#### [What the task asks]
Images do not belong in the copy. Retype all the entries below exactly.

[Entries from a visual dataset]

▬▬▬▬▬▬▬▬▬▬

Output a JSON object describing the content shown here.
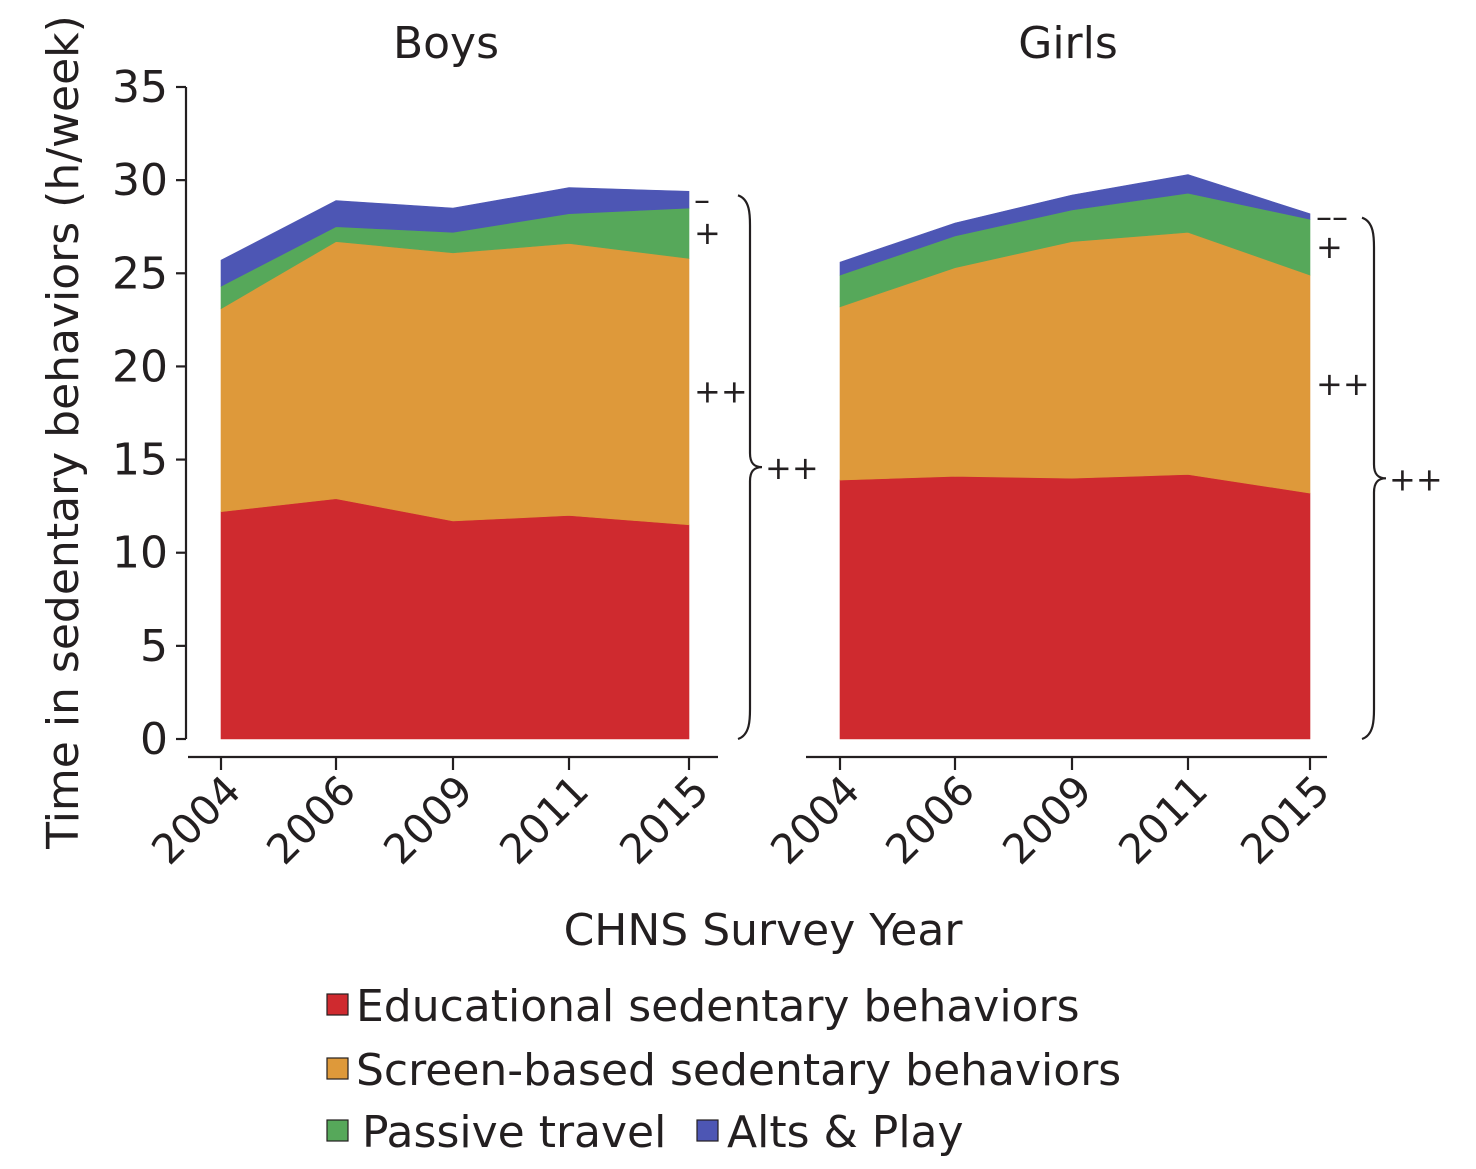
{
  "chart_data": {
    "type": "area",
    "stacked": true,
    "ylabel": "Time in sedentary behaviors (h/week)",
    "xlabel": "CHNS Survey Year",
    "ylim": [
      0,
      35
    ],
    "yticks": [
      "0",
      "5",
      "10",
      "15",
      "20",
      "25",
      "30",
      "35"
    ],
    "categories": [
      "2004",
      "2006",
      "2009",
      "2011",
      "2015"
    ],
    "series_colors": {
      "educational": "#cf2a2f",
      "screen": "#de993a",
      "passive": "#56a85a",
      "alts": "#4d56b4"
    },
    "legend": [
      {
        "key": "educational",
        "label": "Educational sedentary behaviors"
      },
      {
        "key": "screen",
        "label": "Screen-based sedentary behaviors"
      },
      {
        "key": "passive",
        "label": "Passive travel"
      },
      {
        "key": "alts",
        "label": "Alts & Play"
      }
    ],
    "panels": [
      {
        "title": "Boys",
        "series": [
          {
            "key": "educational",
            "name": "Educational sedentary behaviors",
            "values": [
              12.2,
              12.9,
              11.7,
              12.0,
              11.5
            ]
          },
          {
            "key": "screen",
            "name": "Screen-based sedentary behaviors",
            "values": [
              10.9,
              13.8,
              14.4,
              14.6,
              14.3
            ]
          },
          {
            "key": "passive",
            "name": "Passive travel",
            "values": [
              1.2,
              0.8,
              1.1,
              1.6,
              2.7
            ]
          },
          {
            "key": "alts",
            "name": "Alts & Play",
            "values": [
              1.4,
              1.4,
              1.3,
              1.4,
              0.9
            ]
          }
        ],
        "significance": {
          "alts": "–",
          "passive": "+",
          "screen": "++",
          "total": "++"
        }
      },
      {
        "title": "Girls",
        "series": [
          {
            "key": "educational",
            "name": "Educational sedentary behaviors",
            "values": [
              13.9,
              14.1,
              14.0,
              14.2,
              13.2
            ]
          },
          {
            "key": "screen",
            "name": "Screen-based sedentary behaviors",
            "values": [
              9.3,
              11.2,
              12.7,
              13.0,
              11.7
            ]
          },
          {
            "key": "passive",
            "name": "Passive travel",
            "values": [
              1.7,
              1.7,
              1.7,
              2.1,
              3.0
            ]
          },
          {
            "key": "alts",
            "name": "Alts & Play",
            "values": [
              0.7,
              0.7,
              0.8,
              1.0,
              0.3
            ]
          }
        ],
        "significance": {
          "alts": "––",
          "passive": "+",
          "screen": "++",
          "total": "++"
        }
      }
    ]
  }
}
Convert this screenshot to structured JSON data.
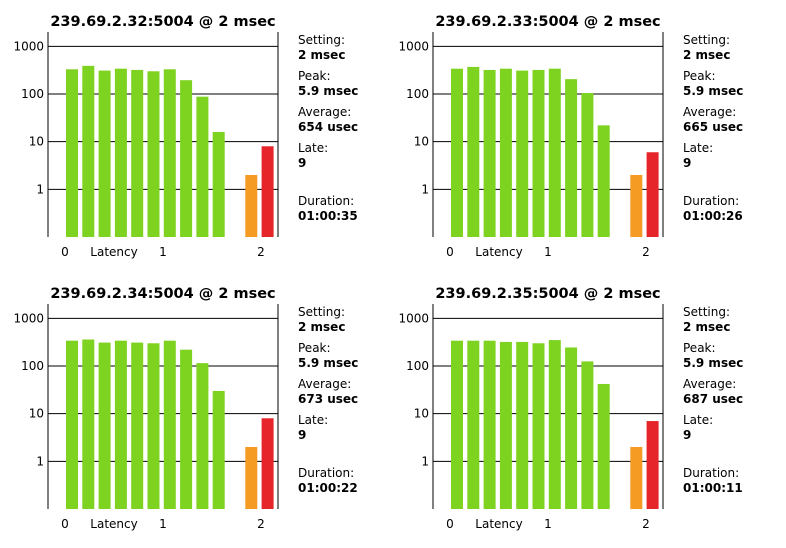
{
  "stat_labels": {
    "setting": "Setting:",
    "peak": "Peak:",
    "average": "Average:",
    "late": "Late:",
    "duration": "Duration:"
  },
  "colors": {
    "normal": "#7ed321",
    "warning": "#f59a23",
    "late": "#e5252a",
    "grid": "#000000"
  },
  "chart_data": [
    {
      "type": "bar",
      "title": "239.69.2.32:5004 @ 2 msec",
      "xlabel": "Latency",
      "ylabel": "",
      "yscale": "log",
      "ylim": [
        0.1,
        2000
      ],
      "yticks": [
        "1000",
        "100",
        "10",
        "1"
      ],
      "yticks_values": [
        1000,
        100,
        10,
        1
      ],
      "xticks": [
        "0",
        "1",
        "2"
      ],
      "values": [
        330,
        390,
        310,
        340,
        320,
        300,
        330,
        195,
        88,
        16,
        0,
        2,
        8
      ],
      "bar_types": [
        "normal",
        "normal",
        "normal",
        "normal",
        "normal",
        "normal",
        "normal",
        "normal",
        "normal",
        "normal",
        "empty",
        "warning",
        "late"
      ],
      "stats": {
        "setting": "2 msec",
        "peak": "5.9 msec",
        "average": "654 usec",
        "late": "9",
        "duration": "01:00:35"
      }
    },
    {
      "type": "bar",
      "title": "239.69.2.33:5004 @ 2 msec",
      "xlabel": "Latency",
      "ylabel": "",
      "yscale": "log",
      "ylim": [
        0.1,
        2000
      ],
      "yticks": [
        "1000",
        "100",
        "10",
        "1"
      ],
      "yticks_values": [
        1000,
        100,
        10,
        1
      ],
      "xticks": [
        "0",
        "1",
        "2"
      ],
      "values": [
        340,
        370,
        320,
        340,
        310,
        320,
        340,
        205,
        105,
        22,
        0,
        2,
        6
      ],
      "bar_types": [
        "normal",
        "normal",
        "normal",
        "normal",
        "normal",
        "normal",
        "normal",
        "normal",
        "normal",
        "normal",
        "empty",
        "warning",
        "late"
      ],
      "stats": {
        "setting": "2 msec",
        "peak": "5.9 msec",
        "average": "665 usec",
        "late": "9",
        "duration": "01:00:26"
      }
    },
    {
      "type": "bar",
      "title": "239.69.2.34:5004 @ 2 msec",
      "xlabel": "Latency",
      "ylabel": "",
      "yscale": "log",
      "ylim": [
        0.1,
        2000
      ],
      "yticks": [
        "1000",
        "100",
        "10",
        "1"
      ],
      "yticks_values": [
        1000,
        100,
        10,
        1
      ],
      "xticks": [
        "0",
        "1",
        "2"
      ],
      "values": [
        340,
        360,
        310,
        340,
        310,
        300,
        340,
        220,
        115,
        30,
        0,
        2,
        8
      ],
      "bar_types": [
        "normal",
        "normal",
        "normal",
        "normal",
        "normal",
        "normal",
        "normal",
        "normal",
        "normal",
        "normal",
        "empty",
        "warning",
        "late"
      ],
      "stats": {
        "setting": "2 msec",
        "peak": "5.9 msec",
        "average": "673 usec",
        "late": "9",
        "duration": "01:00:22"
      }
    },
    {
      "type": "bar",
      "title": "239.69.2.35:5004 @ 2 msec",
      "xlabel": "Latency",
      "ylabel": "",
      "yscale": "log",
      "ylim": [
        0.1,
        2000
      ],
      "yticks": [
        "1000",
        "100",
        "10",
        "1"
      ],
      "yticks_values": [
        1000,
        100,
        10,
        1
      ],
      "xticks": [
        "0",
        "1",
        "2"
      ],
      "values": [
        340,
        340,
        340,
        320,
        320,
        300,
        350,
        245,
        125,
        42,
        0,
        2,
        7
      ],
      "bar_types": [
        "normal",
        "normal",
        "normal",
        "normal",
        "normal",
        "normal",
        "normal",
        "normal",
        "normal",
        "normal",
        "empty",
        "warning",
        "late"
      ],
      "stats": {
        "setting": "2 msec",
        "peak": "5.9 msec",
        "average": "687 usec",
        "late": "9",
        "duration": "01:00:11"
      }
    }
  ]
}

▬▬▬▬▬▬▬▬▬▬

#### [Reply to the task]
Output a JSON object describing the content shown here.
{
  "chart_data": {
    "type": "area",
    "stacked": true,
    "ylabel": "Time in sedentary behaviors (h/week)",
    "xlabel": "CHNS Survey Year",
    "ylim": [
      0,
      35
    ],
    "yticks": [
      "0",
      "5",
      "10",
      "15",
      "20",
      "25",
      "30",
      "35"
    ],
    "categories": [
      "2004",
      "2006",
      "2009",
      "2011",
      "2015"
    ],
    "series_colors": {
      "educational": "#cf2a2f",
      "screen": "#de993a",
      "passive": "#56a85a",
      "alts": "#4d56b4"
    },
    "legend": [
      {
        "key": "educational",
        "label": "Educational sedentary behaviors"
      },
      {
        "key": "screen",
        "label": "Screen-based sedentary behaviors"
      },
      {
        "key": "passive",
        "label": "Passive travel"
      },
      {
        "key": "alts",
        "label": "Alts & Play"
      }
    ],
    "panels": [
      {
        "title": "Boys",
        "series": [
          {
            "key": "educational",
            "name": "Educational sedentary behaviors",
            "values": [
              12.2,
              12.9,
              11.7,
              12.0,
              11.5
            ]
          },
          {
            "key": "screen",
            "name": "Screen-based sedentary behaviors",
            "values": [
              10.9,
              13.8,
              14.4,
              14.6,
              14.3
            ]
          },
          {
            "key": "passive",
            "name": "Passive travel",
            "values": [
              1.2,
              0.8,
              1.1,
              1.6,
              2.7
            ]
          },
          {
            "key": "alts",
            "name": "Alts & Play",
            "values": [
              1.4,
              1.4,
              1.3,
              1.4,
              0.9
            ]
          }
        ],
        "significance": {
          "alts": "–",
          "passive": "+",
          "screen": "++",
          "total": "++"
        }
      },
      {
        "title": "Girls",
        "series": [
          {
            "key": "educational",
            "name": "Educational sedentary behaviors",
            "values": [
              13.9,
              14.1,
              14.0,
              14.2,
              13.2
            ]
          },
          {
            "key": "screen",
            "name": "Screen-based sedentary behaviors",
            "values": [
              9.3,
              11.2,
              12.7,
              13.0,
              11.7
            ]
          },
          {
            "key": "passive",
            "name": "Passive travel",
            "values": [
              1.7,
              1.7,
              1.7,
              2.1,
              3.0
            ]
          },
          {
            "key": "alts",
            "name": "Alts & Play",
            "values": [
              0.7,
              0.7,
              0.8,
              1.0,
              0.3
            ]
          }
        ],
        "significance": {
          "alts": "––",
          "passive": "+",
          "screen": "++",
          "total": "++"
        }
      }
    ]
  }
}
Convert this screenshot to structured JSON data.
{
  "stat_labels": {
    "setting": "Setting:",
    "peak": "Peak:",
    "average": "Average:",
    "late": "Late:",
    "duration": "Duration:"
  },
  "colors": {
    "normal": "#7ed321",
    "warning": "#f59a23",
    "late": "#e5252a",
    "grid": "#000000"
  },
  "chart_data": [
    {
      "type": "bar",
      "title": "239.69.2.32:5004 @ 2 msec",
      "xlabel": "Latency",
      "ylabel": "",
      "yscale": "log",
      "ylim": [
        0.1,
        2000
      ],
      "yticks": [
        "1000",
        "100",
        "10",
        "1"
      ],
      "yticks_values": [
        1000,
        100,
        10,
        1
      ],
      "xticks": [
        "0",
        "1",
        "2"
      ],
      "values": [
        330,
        390,
        310,
        340,
        320,
        300,
        330,
        195,
        88,
        16,
        0,
        2,
        8
      ],
      "bar_types": [
        "normal",
        "normal",
        "normal",
        "normal",
        "normal",
        "normal",
        "normal",
        "normal",
        "normal",
        "normal",
        "empty",
        "warning",
        "late"
      ],
      "stats": {
        "setting": "2 msec",
        "peak": "5.9 msec",
        "average": "654 usec",
        "late": "9",
        "duration": "01:00:35"
      }
    },
    {
      "type": "bar",
      "title": "239.69.2.33:5004 @ 2 msec",
      "xlabel": "Latency",
      "ylabel": "",
      "yscale": "log",
      "ylim": [
        0.1,
        2000
      ],
      "yticks": [
        "1000",
        "100",
        "10",
        "1"
      ],
      "yticks_values": [
        1000,
        100,
        10,
        1
      ],
      "xticks": [
        "0",
        "1",
        "2"
      ],
      "values": [
        340,
        370,
        320,
        340,
        310,
        320,
        340,
        205,
        105,
        22,
        0,
        2,
        6
      ],
      "bar_types": [
        "normal",
        "normal",
        "normal",
        "normal",
        "normal",
        "normal",
        "normal",
        "normal",
        "normal",
        "normal",
        "empty",
        "warning",
        "late"
      ],
      "stats": {
        "setting": "2 msec",
        "peak": "5.9 msec",
        "average": "665 usec",
        "late": "9",
        "duration": "01:00:26"
      }
    },
    {
      "type": "bar",
      "title": "239.69.2.34:5004 @ 2 msec",
      "xlabel": "Latency",
      "ylabel": "",
      "yscale": "log",
      "ylim": [
        0.1,
        2000
      ],
      "yticks": [
        "1000",
        "100",
        "10",
        "1"
      ],
      "yticks_values": [
        1000,
        100,
        10,
        1
      ],
      "xticks": [
        "0",
        "1",
        "2"
      ],
      "values": [
        340,
        360,
        310,
        340,
        310,
        300,
        340,
        220,
        115,
        30,
        0,
        2,
        8
      ],
      "bar_types": [
        "normal",
        "normal",
        "normal",
        "normal",
        "normal",
        "normal",
        "normal",
        "normal",
        "normal",
        "normal",
        "empty",
        "warning",
        "late"
      ],
      "stats": {
        "setting": "2 msec",
        "peak": "5.9 msec",
        "average": "673 usec",
        "late": "9",
        "duration": "01:00:22"
      }
    },
    {
      "type": "bar",
      "title": "239.69.2.35:5004 @ 2 msec",
      "xlabel": "Latency",
      "ylabel": "",
      "yscale": "log",
      "ylim": [
        0.1,
        2000
      ],
      "yticks": [
        "1000",
        "100",
        "10",
        "1"
      ],
      "yticks_values": [
        1000,
        100,
        10,
        1
      ],
      "xticks": [
        "0",
        "1",
        "2"
      ],
      "values": [
        340,
        340,
        340,
        320,
        320,
        300,
        350,
        245,
        125,
        42,
        0,
        2,
        7
      ],
      "bar_types": [
        "normal",
        "normal",
        "normal",
        "normal",
        "normal",
        "normal",
        "normal",
        "normal",
        "normal",
        "normal",
        "empty",
        "warning",
        "late"
      ],
      "stats": {
        "setting": "2 msec",
        "peak": "5.9 msec",
        "average": "687 usec",
        "late": "9",
        "duration": "01:00:11"
      }
    }
  ]
}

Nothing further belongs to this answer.